Records from a data collection:
>>>
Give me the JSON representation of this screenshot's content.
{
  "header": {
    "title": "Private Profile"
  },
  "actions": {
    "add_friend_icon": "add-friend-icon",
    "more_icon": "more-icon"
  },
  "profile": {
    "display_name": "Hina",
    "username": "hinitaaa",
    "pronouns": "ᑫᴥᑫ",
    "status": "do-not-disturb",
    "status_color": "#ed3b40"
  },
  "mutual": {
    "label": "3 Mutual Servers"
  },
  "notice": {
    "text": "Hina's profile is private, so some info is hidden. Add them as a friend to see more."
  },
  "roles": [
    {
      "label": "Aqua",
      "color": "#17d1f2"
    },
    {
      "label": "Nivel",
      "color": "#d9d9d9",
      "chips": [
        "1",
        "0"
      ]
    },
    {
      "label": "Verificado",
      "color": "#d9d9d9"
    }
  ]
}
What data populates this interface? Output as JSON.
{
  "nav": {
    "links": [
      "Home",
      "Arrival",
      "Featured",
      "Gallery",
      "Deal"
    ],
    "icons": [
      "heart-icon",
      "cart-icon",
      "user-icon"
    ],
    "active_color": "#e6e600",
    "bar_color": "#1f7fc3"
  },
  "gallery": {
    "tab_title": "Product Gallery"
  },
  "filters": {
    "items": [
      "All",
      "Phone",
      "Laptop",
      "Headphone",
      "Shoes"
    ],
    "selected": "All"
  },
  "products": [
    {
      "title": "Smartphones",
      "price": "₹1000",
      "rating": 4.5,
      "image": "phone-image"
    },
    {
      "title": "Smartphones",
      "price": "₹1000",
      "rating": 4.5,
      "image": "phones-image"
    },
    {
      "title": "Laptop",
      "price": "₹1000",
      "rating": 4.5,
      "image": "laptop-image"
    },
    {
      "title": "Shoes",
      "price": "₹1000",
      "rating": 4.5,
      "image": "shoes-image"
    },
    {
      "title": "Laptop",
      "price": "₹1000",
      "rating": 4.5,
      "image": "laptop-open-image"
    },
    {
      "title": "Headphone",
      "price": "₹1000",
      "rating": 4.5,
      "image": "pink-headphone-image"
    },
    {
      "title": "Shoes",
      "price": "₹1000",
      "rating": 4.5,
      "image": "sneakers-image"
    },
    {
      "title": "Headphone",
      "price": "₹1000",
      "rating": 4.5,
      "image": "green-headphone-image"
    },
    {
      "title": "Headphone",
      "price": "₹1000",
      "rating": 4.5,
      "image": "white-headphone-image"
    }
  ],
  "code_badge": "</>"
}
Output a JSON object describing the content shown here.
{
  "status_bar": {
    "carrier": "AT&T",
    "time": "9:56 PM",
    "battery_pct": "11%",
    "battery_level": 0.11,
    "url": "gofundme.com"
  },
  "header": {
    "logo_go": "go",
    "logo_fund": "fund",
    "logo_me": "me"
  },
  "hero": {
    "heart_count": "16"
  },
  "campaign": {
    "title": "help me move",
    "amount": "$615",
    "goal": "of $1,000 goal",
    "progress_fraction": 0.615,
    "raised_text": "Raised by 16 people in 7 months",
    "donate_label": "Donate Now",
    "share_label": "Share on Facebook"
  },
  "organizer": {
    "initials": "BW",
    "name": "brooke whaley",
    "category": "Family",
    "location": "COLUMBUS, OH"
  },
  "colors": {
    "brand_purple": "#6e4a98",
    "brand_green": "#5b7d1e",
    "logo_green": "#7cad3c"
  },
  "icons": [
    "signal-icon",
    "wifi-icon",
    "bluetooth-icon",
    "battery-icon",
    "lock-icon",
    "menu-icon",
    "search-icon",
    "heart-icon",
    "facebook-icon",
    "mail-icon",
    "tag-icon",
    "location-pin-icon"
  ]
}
<<<
**WHAT THE TASK REQUIRES:**
Wherever the string "Hina" appears in the entries above, list that line.

**RESPONSE TO THE TASK:**
    "display_name": "Hina",
    "text": "Hina's profile is private, so some info is hidden. Add them as a friend to see more."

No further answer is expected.